What you need to do
Print the records again, character for character.

Extracted data entries
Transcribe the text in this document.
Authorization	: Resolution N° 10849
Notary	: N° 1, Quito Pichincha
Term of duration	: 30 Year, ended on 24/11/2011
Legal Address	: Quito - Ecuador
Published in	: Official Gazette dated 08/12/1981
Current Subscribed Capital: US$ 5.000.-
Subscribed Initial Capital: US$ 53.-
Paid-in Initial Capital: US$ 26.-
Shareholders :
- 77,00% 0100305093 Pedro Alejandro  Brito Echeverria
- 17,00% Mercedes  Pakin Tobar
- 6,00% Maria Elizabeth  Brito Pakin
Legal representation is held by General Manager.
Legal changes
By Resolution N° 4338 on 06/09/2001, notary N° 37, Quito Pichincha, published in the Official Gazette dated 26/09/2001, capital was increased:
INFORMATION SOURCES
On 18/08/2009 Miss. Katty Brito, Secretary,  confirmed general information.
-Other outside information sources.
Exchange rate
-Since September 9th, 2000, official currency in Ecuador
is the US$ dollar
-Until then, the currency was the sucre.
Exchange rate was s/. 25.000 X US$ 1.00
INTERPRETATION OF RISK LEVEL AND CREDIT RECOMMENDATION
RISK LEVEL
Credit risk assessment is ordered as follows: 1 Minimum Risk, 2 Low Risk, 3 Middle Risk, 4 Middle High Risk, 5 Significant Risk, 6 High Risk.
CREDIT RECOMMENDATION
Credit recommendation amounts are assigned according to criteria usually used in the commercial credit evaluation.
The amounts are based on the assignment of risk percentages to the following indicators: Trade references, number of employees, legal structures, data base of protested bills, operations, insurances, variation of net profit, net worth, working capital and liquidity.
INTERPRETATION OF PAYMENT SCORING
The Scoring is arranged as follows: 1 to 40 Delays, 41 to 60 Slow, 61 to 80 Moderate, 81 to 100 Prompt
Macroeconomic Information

Correct result
Transcribe the text in this document.
Authorization	: Resolution N° 10849
Notary	: N° 1, Quito Pichincha
Term of duration	: 30 Year, ended on 24/11/2011
Legal Address	: Quito - Ecuador
Published in	: Official Gazette dated 08/12/1981
Current Subscribed Capital: US$ 5.000.-
Subscribed Initial Capital: US$ 53.-
Paid-in Initial Capital: US$ 26.-
Shareholders :
- 77,00% 0100305093 Pedro Alejandro  Brito Echeverria
- 17,00% Mercedes  Pakin Tobar
- 6,00% Maria Elizabeth  Brito Pakin
Legal representation is held by General Manager.
Legal changes
By Resolution N° 4338 on 06/09/2001, notary N° 37, Quito Pichincha, published in the Official Gazette dated 26/09/2001, capital was increased:
INFORMATION SOURCES
On 18/08/2009 Miss. Katty Brito, Secretary,  confirmed general information.
-Other outside information sources.
Exchange rate
-Since September 9th, 2000, official currency in Ecuador
is the US$ dollar
-Until then, the currency was the sucre.
Exchange rate was s/. 25.000 X US$ 1.00
INTERPRETATION OF RISK LEVEL AND CREDIT RECOMMENDATION
RISK LEVEL
Credit risk assessment is ordered as follows: 1 Minimum Risk, 2 Low Risk, 3 Middle Risk, 4 Middle High Risk, 5 Significant Risk, 6 High Risk.
CREDIT RECOMMENDATION
Credit recommendation amounts are assigned according to criteria usually used in the commercial credit evaluation.
The amounts are based on the assignment of risk percentages to the following indicators: Trade references, number of employees, legal structures, data base of protested bills, operations, insurances, variation of net profit, net worth, working capital and liquidity.
INTERPRETATION OF PAYMENT SCORING
The Scoring is arranged as follows: 1 to 40 Delays, 41 to 60 Slow, 61 to 80 Moderate, 81 to 100 Prompt
Macroeconomic Information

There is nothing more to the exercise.